**WHAT THIS TASK INVOLVES:** The entries below should be quoted exactly, with no pictures carried over.

[Stored data entries]

_ _ _ _ _

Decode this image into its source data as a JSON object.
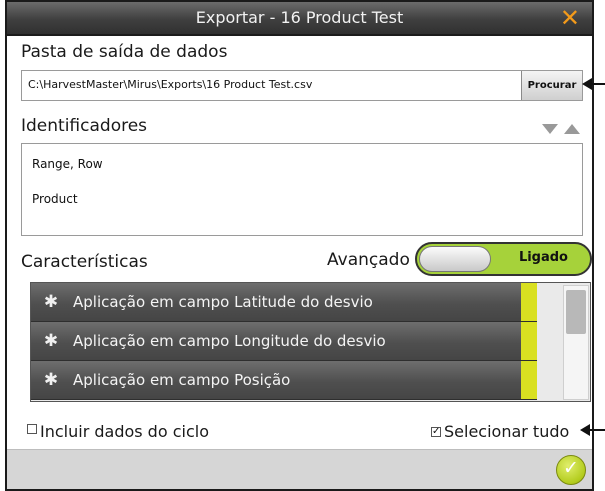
{
  "window": {
    "title": "Exportar - 16 Product Test",
    "close_glyph": "✕"
  },
  "output_folder": {
    "label": "Pasta de saída de dados",
    "path": "C:\\HarvestMaster\\Mirus\\Exports\\16 Product Test.csv",
    "browse_label": "Procurar"
  },
  "identifiers": {
    "label": "Identificadores",
    "items": [
      "Range, Row",
      "Product"
    ]
  },
  "characteristics": {
    "label": "Características",
    "advanced_label": "Avançado",
    "toggle_label": "Ligado",
    "toggle_on": true,
    "icon": "satellite-icon",
    "items": [
      "Aplicação em campo Latitude do desvio",
      "Aplicação em campo Longitude do desvio",
      "Aplicação em campo Posição"
    ]
  },
  "options": {
    "include_cycle_label": "Incluir dados do ciclo",
    "include_cycle_checked": false,
    "select_all_label": "Selecionar tudo",
    "select_all_checked": true,
    "check_glyph": "✓"
  },
  "footer": {
    "ok_glyph": "✓"
  },
  "colors": {
    "accent_green": "#a6d23a",
    "selection_yellow": "#d9e021",
    "close_orange": "#f39a1a",
    "row_gray": "#555555"
  }
}
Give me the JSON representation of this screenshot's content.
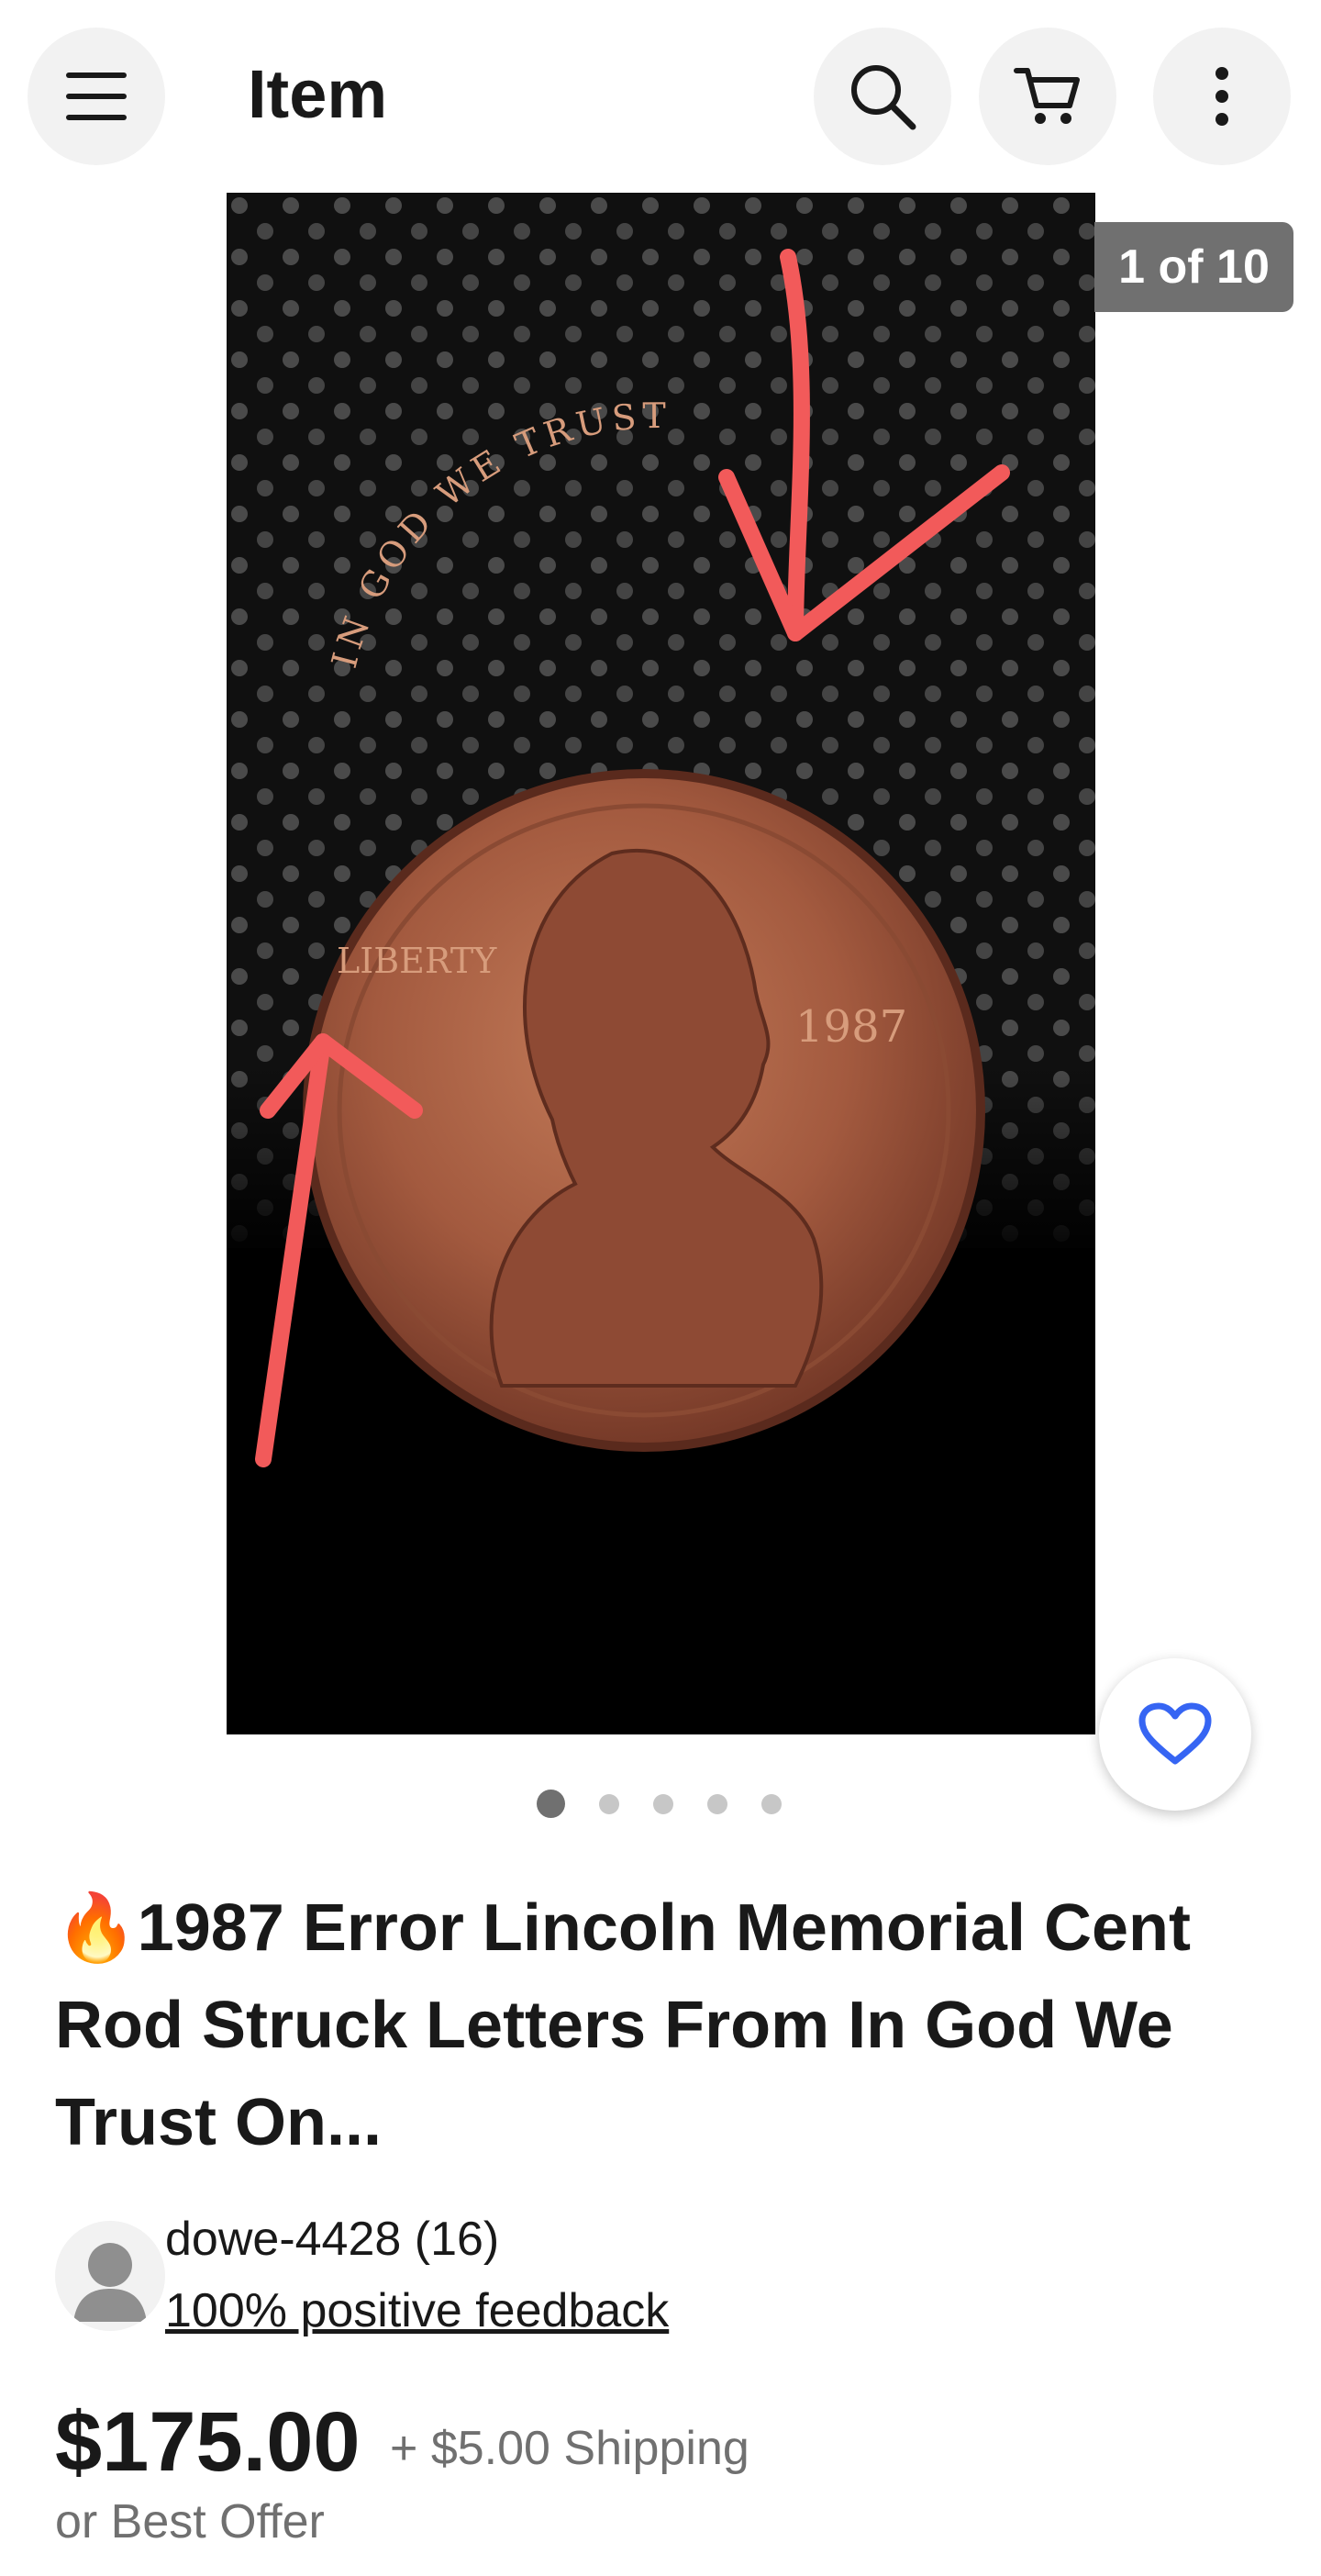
{
  "header": {
    "title": "Item",
    "icons": [
      "menu-icon",
      "search-icon",
      "cart-icon",
      "more-icon"
    ]
  },
  "gallery": {
    "counter": "1 of 10",
    "dots": 5,
    "active_dot": 0,
    "coin_text": {
      "motto": "IN GOD WE TRUST",
      "liberty": "LIBERTY",
      "year": "1987"
    },
    "annotation_color": "#f25a5a"
  },
  "listing": {
    "flame": "🔥",
    "title": "1987 Error Lincoln Memorial Cent Rod Struck Letters From In God We Trust On...",
    "seller": {
      "name": "dowe-4428 (16)",
      "feedback": "100% positive feedback"
    },
    "price": "$175.00",
    "shipping": "+ $5.00 Shipping",
    "offer": "or Best Offer"
  },
  "colors": {
    "text": "#191919",
    "secondary_text": "#707070",
    "button_bg": "#f2f2f2",
    "heart": "#3665f3"
  }
}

_ _ _ _ _

**EXERCISE RESPONSE:**
Decode this image into its source data as a JSON object.
{
  "window": {
    "title": "Exportar - 16 Product Test",
    "close_glyph": "✕"
  },
  "output_folder": {
    "label": "Pasta de saída de dados",
    "path": "C:\\HarvestMaster\\Mirus\\Exports\\16 Product Test.csv",
    "browse_label": "Procurar"
  },
  "identifiers": {
    "label": "Identificadores",
    "items": [
      "Range, Row",
      "Product"
    ]
  },
  "characteristics": {
    "label": "Características",
    "advanced_label": "Avançado",
    "toggle_label": "Ligado",
    "toggle_on": true,
    "icon": "satellite-icon",
    "items": [
      "Aplicação em campo Latitude do desvio",
      "Aplicação em campo Longitude do desvio",
      "Aplicação em campo Posição"
    ]
  },
  "options": {
    "include_cycle_label": "Incluir dados do ciclo",
    "include_cycle_checked": false,
    "select_all_label": "Selecionar tudo",
    "select_all_checked": true,
    "check_glyph": "✓"
  },
  "footer": {
    "ok_glyph": "✓"
  },
  "colors": {
    "accent_green": "#a6d23a",
    "selection_yellow": "#d9e021",
    "close_orange": "#f39a1a",
    "row_gray": "#555555"
  }
}
Give me the JSON representation of this screenshot's content.
{
  "header": {
    "title": "Item",
    "icons": [
      "menu-icon",
      "search-icon",
      "cart-icon",
      "more-icon"
    ]
  },
  "gallery": {
    "counter": "1 of 10",
    "dots": 5,
    "active_dot": 0,
    "coin_text": {
      "motto": "IN GOD WE TRUST",
      "liberty": "LIBERTY",
      "year": "1987"
    },
    "annotation_color": "#f25a5a"
  },
  "listing": {
    "flame": "🔥",
    "title": "1987 Error Lincoln Memorial Cent Rod Struck Letters From In God We Trust On...",
    "seller": {
      "name": "dowe-4428 (16)",
      "feedback": "100% positive feedback"
    },
    "price": "$175.00",
    "shipping": "+ $5.00 Shipping",
    "offer": "or Best Offer"
  },
  "colors": {
    "text": "#191919",
    "secondary_text": "#707070",
    "button_bg": "#f2f2f2",
    "heart": "#3665f3"
  }
}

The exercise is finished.